Retype the complete listing exactly as it appears.

** Start of Given records **

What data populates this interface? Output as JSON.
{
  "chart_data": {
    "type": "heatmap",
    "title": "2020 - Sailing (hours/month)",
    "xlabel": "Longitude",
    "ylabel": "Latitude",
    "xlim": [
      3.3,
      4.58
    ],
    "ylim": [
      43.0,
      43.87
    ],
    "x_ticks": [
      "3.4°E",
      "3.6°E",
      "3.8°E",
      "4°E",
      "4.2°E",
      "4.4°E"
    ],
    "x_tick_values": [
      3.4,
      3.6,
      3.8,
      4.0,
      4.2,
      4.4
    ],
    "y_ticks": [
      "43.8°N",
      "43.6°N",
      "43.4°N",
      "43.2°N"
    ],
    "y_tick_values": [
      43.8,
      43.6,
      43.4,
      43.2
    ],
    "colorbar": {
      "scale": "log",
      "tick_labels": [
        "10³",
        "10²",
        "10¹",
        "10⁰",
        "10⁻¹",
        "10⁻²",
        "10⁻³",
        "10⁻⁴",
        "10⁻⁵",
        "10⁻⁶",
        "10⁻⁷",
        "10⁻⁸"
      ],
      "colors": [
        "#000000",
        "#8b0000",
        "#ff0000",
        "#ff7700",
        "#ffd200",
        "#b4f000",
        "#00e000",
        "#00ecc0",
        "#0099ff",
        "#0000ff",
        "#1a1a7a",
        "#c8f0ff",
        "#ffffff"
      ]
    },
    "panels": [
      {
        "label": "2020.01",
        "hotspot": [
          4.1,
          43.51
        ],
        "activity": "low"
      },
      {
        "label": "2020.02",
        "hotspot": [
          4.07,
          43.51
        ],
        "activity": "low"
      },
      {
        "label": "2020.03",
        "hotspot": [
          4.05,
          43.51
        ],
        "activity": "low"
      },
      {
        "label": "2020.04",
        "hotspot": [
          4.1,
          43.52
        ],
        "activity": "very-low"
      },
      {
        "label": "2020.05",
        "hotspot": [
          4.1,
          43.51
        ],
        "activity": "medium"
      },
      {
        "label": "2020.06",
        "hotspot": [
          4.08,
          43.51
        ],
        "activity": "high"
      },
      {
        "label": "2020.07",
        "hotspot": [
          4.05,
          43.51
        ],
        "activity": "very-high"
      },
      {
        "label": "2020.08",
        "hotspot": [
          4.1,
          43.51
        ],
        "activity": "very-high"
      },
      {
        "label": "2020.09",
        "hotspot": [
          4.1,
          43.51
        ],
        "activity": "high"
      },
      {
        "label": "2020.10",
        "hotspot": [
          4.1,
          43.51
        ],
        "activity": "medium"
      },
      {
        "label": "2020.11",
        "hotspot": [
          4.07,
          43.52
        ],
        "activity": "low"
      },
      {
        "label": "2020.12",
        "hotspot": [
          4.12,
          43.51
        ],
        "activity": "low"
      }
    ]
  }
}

** End of Given records **

Result =>
What data populates this interface? Output as JSON.
{
  "chart_data": {
    "type": "heatmap",
    "title": "2020 - Sailing (hours/month)",
    "xlabel": "Longitude",
    "ylabel": "Latitude",
    "xlim": [
      3.3,
      4.58
    ],
    "ylim": [
      43.0,
      43.87
    ],
    "x_ticks": [
      "3.4°E",
      "3.6°E",
      "3.8°E",
      "4°E",
      "4.2°E",
      "4.4°E"
    ],
    "x_tick_values": [
      3.4,
      3.6,
      3.8,
      4.0,
      4.2,
      4.4
    ],
    "y_ticks": [
      "43.8°N",
      "43.6°N",
      "43.4°N",
      "43.2°N"
    ],
    "y_tick_values": [
      43.8,
      43.6,
      43.4,
      43.2
    ],
    "colorbar": {
      "scale": "log",
      "tick_labels": [
        "10³",
        "10²",
        "10¹",
        "10⁰",
        "10⁻¹",
        "10⁻²",
        "10⁻³",
        "10⁻⁴",
        "10⁻⁵",
        "10⁻⁶",
        "10⁻⁷",
        "10⁻⁸"
      ],
      "colors": [
        "#000000",
        "#8b0000",
        "#ff0000",
        "#ff7700",
        "#ffd200",
        "#b4f000",
        "#00e000",
        "#00ecc0",
        "#0099ff",
        "#0000ff",
        "#1a1a7a",
        "#c8f0ff",
        "#ffffff"
      ]
    },
    "panels": [
      {
        "label": "2020.01",
        "hotspot": [
          4.1,
          43.51
        ],
        "activity": "low"
      },
      {
        "label": "2020.02",
        "hotspot": [
          4.07,
          43.51
        ],
        "activity": "low"
      },
      {
        "label": "2020.03",
        "hotspot": [
          4.05,
          43.51
        ],
        "activity": "low"
      },
      {
        "label": "2020.04",
        "hotspot": [
          4.1,
          43.52
        ],
        "activity": "very-low"
      },
      {
        "label": "2020.05",
        "hotspot": [
          4.1,
          43.51
        ],
        "activity": "medium"
      },
      {
        "label": "2020.06",
        "hotspot": [
          4.08,
          43.51
        ],
        "activity": "high"
      },
      {
        "label": "2020.07",
        "hotspot": [
          4.05,
          43.51
        ],
        "activity": "very-high"
      },
      {
        "label": "2020.08",
        "hotspot": [
          4.1,
          43.51
        ],
        "activity": "very-high"
      },
      {
        "label": "2020.09",
        "hotspot": [
          4.1,
          43.51
        ],
        "activity": "high"
      },
      {
        "label": "2020.10",
        "hotspot": [
          4.1,
          43.51
        ],
        "activity": "medium"
      },
      {
        "label": "2020.11",
        "hotspot": [
          4.07,
          43.52
        ],
        "activity": "low"
      },
      {
        "label": "2020.12",
        "hotspot": [
          4.12,
          43.51
        ],
        "activity": "low"
      }
    ]
  }
}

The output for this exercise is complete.